## Exercise task
How many rows in the items below contain the string "line"? Reply with the number alone.
(begin)
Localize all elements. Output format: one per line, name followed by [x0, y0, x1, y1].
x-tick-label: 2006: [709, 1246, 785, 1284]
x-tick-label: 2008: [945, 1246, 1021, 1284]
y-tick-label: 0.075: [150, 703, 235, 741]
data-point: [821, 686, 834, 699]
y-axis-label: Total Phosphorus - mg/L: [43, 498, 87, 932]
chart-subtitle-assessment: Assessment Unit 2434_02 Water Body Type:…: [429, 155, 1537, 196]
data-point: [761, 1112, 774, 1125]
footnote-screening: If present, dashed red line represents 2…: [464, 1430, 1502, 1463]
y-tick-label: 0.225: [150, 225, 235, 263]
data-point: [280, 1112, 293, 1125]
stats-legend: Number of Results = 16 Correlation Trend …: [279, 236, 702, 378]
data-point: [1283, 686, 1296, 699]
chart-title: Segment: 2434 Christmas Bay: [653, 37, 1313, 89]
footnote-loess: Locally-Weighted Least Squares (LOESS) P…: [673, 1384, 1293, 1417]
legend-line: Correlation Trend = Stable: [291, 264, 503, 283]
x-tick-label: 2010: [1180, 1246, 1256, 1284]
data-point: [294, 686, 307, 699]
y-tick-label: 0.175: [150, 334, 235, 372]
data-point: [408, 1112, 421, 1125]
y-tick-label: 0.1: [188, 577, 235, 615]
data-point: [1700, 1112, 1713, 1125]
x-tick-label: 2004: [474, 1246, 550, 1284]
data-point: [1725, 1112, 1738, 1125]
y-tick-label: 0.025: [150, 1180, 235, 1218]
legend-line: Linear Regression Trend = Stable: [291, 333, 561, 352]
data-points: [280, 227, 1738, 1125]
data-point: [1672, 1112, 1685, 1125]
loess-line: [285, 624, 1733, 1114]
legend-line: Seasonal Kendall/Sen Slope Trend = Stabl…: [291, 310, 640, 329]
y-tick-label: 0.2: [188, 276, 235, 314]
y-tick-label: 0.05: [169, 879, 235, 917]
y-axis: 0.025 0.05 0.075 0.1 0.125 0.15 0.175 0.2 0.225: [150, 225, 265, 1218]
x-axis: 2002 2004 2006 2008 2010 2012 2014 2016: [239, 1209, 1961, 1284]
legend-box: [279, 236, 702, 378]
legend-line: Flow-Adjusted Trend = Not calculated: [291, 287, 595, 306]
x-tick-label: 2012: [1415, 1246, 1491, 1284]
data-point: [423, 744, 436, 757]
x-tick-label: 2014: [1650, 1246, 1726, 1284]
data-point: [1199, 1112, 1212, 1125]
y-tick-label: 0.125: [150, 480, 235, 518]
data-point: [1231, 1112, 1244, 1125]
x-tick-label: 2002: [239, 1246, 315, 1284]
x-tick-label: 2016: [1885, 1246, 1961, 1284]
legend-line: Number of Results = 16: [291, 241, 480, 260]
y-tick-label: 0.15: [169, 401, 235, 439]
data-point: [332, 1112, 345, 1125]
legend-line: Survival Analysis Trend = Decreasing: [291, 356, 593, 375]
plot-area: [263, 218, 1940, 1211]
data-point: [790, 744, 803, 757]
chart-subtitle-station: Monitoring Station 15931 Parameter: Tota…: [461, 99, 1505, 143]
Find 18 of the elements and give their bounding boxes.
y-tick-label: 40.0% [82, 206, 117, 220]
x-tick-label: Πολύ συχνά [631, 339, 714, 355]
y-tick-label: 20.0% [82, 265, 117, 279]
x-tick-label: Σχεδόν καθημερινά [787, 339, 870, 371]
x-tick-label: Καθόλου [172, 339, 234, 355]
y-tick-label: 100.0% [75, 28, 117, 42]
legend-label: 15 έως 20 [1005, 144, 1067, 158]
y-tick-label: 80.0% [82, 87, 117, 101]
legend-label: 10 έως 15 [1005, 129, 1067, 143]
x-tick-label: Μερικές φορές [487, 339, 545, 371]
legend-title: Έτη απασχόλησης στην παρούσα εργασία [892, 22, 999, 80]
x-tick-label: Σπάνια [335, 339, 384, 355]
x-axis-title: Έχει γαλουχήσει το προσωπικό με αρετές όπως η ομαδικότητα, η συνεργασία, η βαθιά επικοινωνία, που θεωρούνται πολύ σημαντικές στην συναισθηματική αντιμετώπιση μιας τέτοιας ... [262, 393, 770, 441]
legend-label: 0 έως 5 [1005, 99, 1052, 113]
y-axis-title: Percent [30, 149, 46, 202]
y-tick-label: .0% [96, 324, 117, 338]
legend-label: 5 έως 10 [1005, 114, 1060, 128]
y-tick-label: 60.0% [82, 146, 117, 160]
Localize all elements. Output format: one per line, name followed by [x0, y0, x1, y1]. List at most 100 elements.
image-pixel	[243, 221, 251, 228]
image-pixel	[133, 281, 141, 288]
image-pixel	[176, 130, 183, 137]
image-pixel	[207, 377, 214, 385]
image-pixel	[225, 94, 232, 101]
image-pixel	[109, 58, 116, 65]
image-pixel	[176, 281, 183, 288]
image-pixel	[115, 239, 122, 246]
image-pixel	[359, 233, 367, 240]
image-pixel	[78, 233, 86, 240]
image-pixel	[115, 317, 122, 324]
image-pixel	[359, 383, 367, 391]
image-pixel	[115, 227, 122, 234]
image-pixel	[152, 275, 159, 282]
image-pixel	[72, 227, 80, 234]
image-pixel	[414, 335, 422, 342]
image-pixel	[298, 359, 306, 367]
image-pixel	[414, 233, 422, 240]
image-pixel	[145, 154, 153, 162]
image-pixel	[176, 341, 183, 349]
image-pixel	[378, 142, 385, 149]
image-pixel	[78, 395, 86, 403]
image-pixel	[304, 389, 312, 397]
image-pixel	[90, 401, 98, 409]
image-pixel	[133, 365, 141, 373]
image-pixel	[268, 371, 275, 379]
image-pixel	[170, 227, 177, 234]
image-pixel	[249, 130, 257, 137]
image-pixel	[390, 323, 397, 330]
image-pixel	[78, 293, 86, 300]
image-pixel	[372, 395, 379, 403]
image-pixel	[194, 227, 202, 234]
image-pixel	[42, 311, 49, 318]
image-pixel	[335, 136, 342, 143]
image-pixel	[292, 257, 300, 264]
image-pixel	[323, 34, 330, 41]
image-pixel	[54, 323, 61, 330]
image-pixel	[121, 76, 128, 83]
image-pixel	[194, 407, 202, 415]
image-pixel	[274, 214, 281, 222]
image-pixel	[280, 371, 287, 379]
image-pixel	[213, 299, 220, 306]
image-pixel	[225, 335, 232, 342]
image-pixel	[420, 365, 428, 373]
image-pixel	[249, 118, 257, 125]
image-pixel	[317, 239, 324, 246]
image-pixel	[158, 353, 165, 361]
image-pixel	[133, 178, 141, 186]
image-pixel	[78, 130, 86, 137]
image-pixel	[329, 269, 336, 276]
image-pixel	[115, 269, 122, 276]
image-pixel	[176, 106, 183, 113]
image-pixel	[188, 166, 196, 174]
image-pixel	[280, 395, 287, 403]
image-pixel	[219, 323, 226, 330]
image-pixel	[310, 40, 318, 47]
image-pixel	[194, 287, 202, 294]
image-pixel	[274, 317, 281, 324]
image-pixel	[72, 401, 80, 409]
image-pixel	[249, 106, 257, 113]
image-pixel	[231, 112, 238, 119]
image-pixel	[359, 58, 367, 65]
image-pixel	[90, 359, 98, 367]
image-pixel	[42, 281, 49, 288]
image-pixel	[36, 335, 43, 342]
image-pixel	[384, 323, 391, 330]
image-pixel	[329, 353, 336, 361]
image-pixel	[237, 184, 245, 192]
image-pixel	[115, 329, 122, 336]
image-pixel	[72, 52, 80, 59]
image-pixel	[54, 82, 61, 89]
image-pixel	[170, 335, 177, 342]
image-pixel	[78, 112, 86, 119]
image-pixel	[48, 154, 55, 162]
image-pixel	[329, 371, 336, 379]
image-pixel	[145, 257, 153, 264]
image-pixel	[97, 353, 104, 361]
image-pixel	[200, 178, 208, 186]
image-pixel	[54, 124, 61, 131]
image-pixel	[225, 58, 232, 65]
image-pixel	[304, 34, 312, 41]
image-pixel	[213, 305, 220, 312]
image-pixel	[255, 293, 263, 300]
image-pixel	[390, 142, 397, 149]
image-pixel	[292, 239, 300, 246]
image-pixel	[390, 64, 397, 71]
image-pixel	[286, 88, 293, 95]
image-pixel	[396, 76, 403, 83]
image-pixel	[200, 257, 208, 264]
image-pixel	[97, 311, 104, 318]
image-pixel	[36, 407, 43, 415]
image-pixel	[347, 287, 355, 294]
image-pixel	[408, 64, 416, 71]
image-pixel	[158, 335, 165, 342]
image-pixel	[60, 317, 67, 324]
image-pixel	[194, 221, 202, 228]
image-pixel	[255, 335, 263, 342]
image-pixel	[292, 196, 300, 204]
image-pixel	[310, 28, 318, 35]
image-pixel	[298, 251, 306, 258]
(end)
## Completed exercise
10